▸ **Goal**
Repeat each entry in full, exactly.

=-=-=

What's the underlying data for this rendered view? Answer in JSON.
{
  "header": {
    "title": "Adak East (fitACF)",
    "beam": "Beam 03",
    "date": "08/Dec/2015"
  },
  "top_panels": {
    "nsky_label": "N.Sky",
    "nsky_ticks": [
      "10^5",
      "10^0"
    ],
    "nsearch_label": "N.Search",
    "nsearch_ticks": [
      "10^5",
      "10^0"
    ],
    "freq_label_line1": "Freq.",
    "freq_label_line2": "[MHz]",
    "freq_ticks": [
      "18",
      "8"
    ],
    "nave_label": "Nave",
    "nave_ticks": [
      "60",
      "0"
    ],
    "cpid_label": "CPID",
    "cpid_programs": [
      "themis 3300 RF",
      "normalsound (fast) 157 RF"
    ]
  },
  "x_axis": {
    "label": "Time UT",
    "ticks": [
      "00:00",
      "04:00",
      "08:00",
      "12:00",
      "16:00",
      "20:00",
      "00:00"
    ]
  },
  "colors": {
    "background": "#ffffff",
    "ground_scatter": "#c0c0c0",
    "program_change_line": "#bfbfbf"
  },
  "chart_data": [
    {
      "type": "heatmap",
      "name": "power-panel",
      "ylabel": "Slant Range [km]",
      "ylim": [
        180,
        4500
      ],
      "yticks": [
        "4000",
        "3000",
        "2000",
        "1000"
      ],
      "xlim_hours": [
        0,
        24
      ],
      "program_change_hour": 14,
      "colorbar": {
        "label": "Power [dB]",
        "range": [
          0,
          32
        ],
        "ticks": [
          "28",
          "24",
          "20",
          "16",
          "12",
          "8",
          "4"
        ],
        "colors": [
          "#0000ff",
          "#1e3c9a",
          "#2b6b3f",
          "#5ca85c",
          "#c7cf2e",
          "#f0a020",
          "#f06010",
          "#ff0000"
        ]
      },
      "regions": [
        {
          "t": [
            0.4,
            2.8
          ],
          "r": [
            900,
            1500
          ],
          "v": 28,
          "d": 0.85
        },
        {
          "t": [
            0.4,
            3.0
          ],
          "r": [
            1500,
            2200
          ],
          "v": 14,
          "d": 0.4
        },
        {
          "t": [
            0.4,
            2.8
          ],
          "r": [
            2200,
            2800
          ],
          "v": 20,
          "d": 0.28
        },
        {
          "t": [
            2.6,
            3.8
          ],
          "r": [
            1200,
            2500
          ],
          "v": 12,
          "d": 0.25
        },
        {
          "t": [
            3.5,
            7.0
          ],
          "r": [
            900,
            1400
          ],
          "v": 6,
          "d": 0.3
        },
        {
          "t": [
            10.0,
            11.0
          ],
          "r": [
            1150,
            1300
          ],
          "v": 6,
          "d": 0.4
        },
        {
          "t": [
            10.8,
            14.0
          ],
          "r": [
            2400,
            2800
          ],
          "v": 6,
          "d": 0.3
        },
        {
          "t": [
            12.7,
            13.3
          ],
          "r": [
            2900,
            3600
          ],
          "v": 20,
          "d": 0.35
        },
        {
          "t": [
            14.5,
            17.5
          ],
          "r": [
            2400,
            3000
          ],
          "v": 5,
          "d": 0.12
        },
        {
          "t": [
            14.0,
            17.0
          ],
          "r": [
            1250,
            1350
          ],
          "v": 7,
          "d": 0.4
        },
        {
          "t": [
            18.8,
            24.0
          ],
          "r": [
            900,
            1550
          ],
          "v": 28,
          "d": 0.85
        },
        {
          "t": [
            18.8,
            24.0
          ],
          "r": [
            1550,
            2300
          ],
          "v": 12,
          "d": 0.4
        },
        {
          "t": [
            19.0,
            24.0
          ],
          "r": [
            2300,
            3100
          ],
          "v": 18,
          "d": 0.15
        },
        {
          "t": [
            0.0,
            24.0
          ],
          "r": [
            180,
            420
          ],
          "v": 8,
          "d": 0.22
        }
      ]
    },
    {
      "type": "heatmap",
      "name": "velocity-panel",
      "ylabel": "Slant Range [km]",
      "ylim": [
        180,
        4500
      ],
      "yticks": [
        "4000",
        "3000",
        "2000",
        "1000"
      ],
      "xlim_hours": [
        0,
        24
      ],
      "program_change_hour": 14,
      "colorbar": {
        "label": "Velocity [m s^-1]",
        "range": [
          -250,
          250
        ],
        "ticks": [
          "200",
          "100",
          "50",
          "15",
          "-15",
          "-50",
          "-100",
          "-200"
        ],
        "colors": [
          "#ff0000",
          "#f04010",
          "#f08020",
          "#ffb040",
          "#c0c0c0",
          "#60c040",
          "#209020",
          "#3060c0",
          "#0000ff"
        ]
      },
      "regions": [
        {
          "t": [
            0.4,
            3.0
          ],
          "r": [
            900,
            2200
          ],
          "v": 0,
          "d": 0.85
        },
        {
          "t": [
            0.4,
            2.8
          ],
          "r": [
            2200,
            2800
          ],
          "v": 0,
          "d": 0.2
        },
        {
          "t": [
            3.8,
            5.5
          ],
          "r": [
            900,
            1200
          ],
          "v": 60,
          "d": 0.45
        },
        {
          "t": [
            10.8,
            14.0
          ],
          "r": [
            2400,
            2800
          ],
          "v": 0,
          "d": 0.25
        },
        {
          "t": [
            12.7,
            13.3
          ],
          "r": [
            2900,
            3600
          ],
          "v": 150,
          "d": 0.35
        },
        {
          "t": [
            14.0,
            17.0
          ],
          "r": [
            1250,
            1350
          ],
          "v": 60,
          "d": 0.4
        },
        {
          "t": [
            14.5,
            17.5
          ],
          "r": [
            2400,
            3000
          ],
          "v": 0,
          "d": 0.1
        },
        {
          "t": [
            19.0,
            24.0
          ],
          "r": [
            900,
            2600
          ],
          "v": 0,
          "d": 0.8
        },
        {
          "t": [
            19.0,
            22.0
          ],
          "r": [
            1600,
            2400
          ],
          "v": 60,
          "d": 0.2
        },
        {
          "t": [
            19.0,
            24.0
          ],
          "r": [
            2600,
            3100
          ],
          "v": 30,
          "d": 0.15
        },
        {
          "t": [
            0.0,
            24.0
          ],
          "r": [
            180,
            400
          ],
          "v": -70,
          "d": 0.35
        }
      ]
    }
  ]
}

=-=-=

▸ **Answer for this exercise**
What's the underlying data for this rendered view? Answer in JSON.
{
  "header": {
    "title": "Adak East (fitACF)",
    "beam": "Beam 03",
    "date": "08/Dec/2015"
  },
  "top_panels": {
    "nsky_label": "N.Sky",
    "nsky_ticks": [
      "10^5",
      "10^0"
    ],
    "nsearch_label": "N.Search",
    "nsearch_ticks": [
      "10^5",
      "10^0"
    ],
    "freq_label_line1": "Freq.",
    "freq_label_line2": "[MHz]",
    "freq_ticks": [
      "18",
      "8"
    ],
    "nave_label": "Nave",
    "nave_ticks": [
      "60",
      "0"
    ],
    "cpid_label": "CPID",
    "cpid_programs": [
      "themis 3300 RF",
      "normalsound (fast) 157 RF"
    ]
  },
  "x_axis": {
    "label": "Time UT",
    "ticks": [
      "00:00",
      "04:00",
      "08:00",
      "12:00",
      "16:00",
      "20:00",
      "00:00"
    ]
  },
  "colors": {
    "background": "#ffffff",
    "ground_scatter": "#c0c0c0",
    "program_change_line": "#bfbfbf"
  },
  "chart_data": [
    {
      "type": "heatmap",
      "name": "power-panel",
      "ylabel": "Slant Range [km]",
      "ylim": [
        180,
        4500
      ],
      "yticks": [
        "4000",
        "3000",
        "2000",
        "1000"
      ],
      "xlim_hours": [
        0,
        24
      ],
      "program_change_hour": 14,
      "colorbar": {
        "label": "Power [dB]",
        "range": [
          0,
          32
        ],
        "ticks": [
          "28",
          "24",
          "20",
          "16",
          "12",
          "8",
          "4"
        ],
        "colors": [
          "#0000ff",
          "#1e3c9a",
          "#2b6b3f",
          "#5ca85c",
          "#c7cf2e",
          "#f0a020",
          "#f06010",
          "#ff0000"
        ]
      },
      "regions": [
        {
          "t": [
            0.4,
            2.8
          ],
          "r": [
            900,
            1500
          ],
          "v": 28,
          "d": 0.85
        },
        {
          "t": [
            0.4,
            3.0
          ],
          "r": [
            1500,
            2200
          ],
          "v": 14,
          "d": 0.4
        },
        {
          "t": [
            0.4,
            2.8
          ],
          "r": [
            2200,
            2800
          ],
          "v": 20,
          "d": 0.28
        },
        {
          "t": [
            2.6,
            3.8
          ],
          "r": [
            1200,
            2500
          ],
          "v": 12,
          "d": 0.25
        },
        {
          "t": [
            3.5,
            7.0
          ],
          "r": [
            900,
            1400
          ],
          "v": 6,
          "d": 0.3
        },
        {
          "t": [
            10.0,
            11.0
          ],
          "r": [
            1150,
            1300
          ],
          "v": 6,
          "d": 0.4
        },
        {
          "t": [
            10.8,
            14.0
          ],
          "r": [
            2400,
            2800
          ],
          "v": 6,
          "d": 0.3
        },
        {
          "t": [
            12.7,
            13.3
          ],
          "r": [
            2900,
            3600
          ],
          "v": 20,
          "d": 0.35
        },
        {
          "t": [
            14.5,
            17.5
          ],
          "r": [
            2400,
            3000
          ],
          "v": 5,
          "d": 0.12
        },
        {
          "t": [
            14.0,
            17.0
          ],
          "r": [
            1250,
            1350
          ],
          "v": 7,
          "d": 0.4
        },
        {
          "t": [
            18.8,
            24.0
          ],
          "r": [
            900,
            1550
          ],
          "v": 28,
          "d": 0.85
        },
        {
          "t": [
            18.8,
            24.0
          ],
          "r": [
            1550,
            2300
          ],
          "v": 12,
          "d": 0.4
        },
        {
          "t": [
            19.0,
            24.0
          ],
          "r": [
            2300,
            3100
          ],
          "v": 18,
          "d": 0.15
        },
        {
          "t": [
            0.0,
            24.0
          ],
          "r": [
            180,
            420
          ],
          "v": 8,
          "d": 0.22
        }
      ]
    },
    {
      "type": "heatmap",
      "name": "velocity-panel",
      "ylabel": "Slant Range [km]",
      "ylim": [
        180,
        4500
      ],
      "yticks": [
        "4000",
        "3000",
        "2000",
        "1000"
      ],
      "xlim_hours": [
        0,
        24
      ],
      "program_change_hour": 14,
      "colorbar": {
        "label": "Velocity [m s^-1]",
        "range": [
          -250,
          250
        ],
        "ticks": [
          "200",
          "100",
          "50",
          "15",
          "-15",
          "-50",
          "-100",
          "-200"
        ],
        "colors": [
          "#ff0000",
          "#f04010",
          "#f08020",
          "#ffb040",
          "#c0c0c0",
          "#60c040",
          "#209020",
          "#3060c0",
          "#0000ff"
        ]
      },
      "regions": [
        {
          "t": [
            0.4,
            3.0
          ],
          "r": [
            900,
            2200
          ],
          "v": 0,
          "d": 0.85
        },
        {
          "t": [
            0.4,
            2.8
          ],
          "r": [
            2200,
            2800
          ],
          "v": 0,
          "d": 0.2
        },
        {
          "t": [
            3.8,
            5.5
          ],
          "r": [
            900,
            1200
          ],
          "v": 60,
          "d": 0.45
        },
        {
          "t": [
            10.8,
            14.0
          ],
          "r": [
            2400,
            2800
          ],
          "v": 0,
          "d": 0.25
        },
        {
          "t": [
            12.7,
            13.3
          ],
          "r": [
            2900,
            3600
          ],
          "v": 150,
          "d": 0.35
        },
        {
          "t": [
            14.0,
            17.0
          ],
          "r": [
            1250,
            1350
          ],
          "v": 60,
          "d": 0.4
        },
        {
          "t": [
            14.5,
            17.5
          ],
          "r": [
            2400,
            3000
          ],
          "v": 0,
          "d": 0.1
        },
        {
          "t": [
            19.0,
            24.0
          ],
          "r": [
            900,
            2600
          ],
          "v": 0,
          "d": 0.8
        },
        {
          "t": [
            19.0,
            22.0
          ],
          "r": [
            1600,
            2400
          ],
          "v": 60,
          "d": 0.2
        },
        {
          "t": [
            19.0,
            24.0
          ],
          "r": [
            2600,
            3100
          ],
          "v": 30,
          "d": 0.15
        },
        {
          "t": [
            0.0,
            24.0
          ],
          "r": [
            180,
            400
          ],
          "v": -70,
          "d": 0.35
        }
      ]
    }
  ]
}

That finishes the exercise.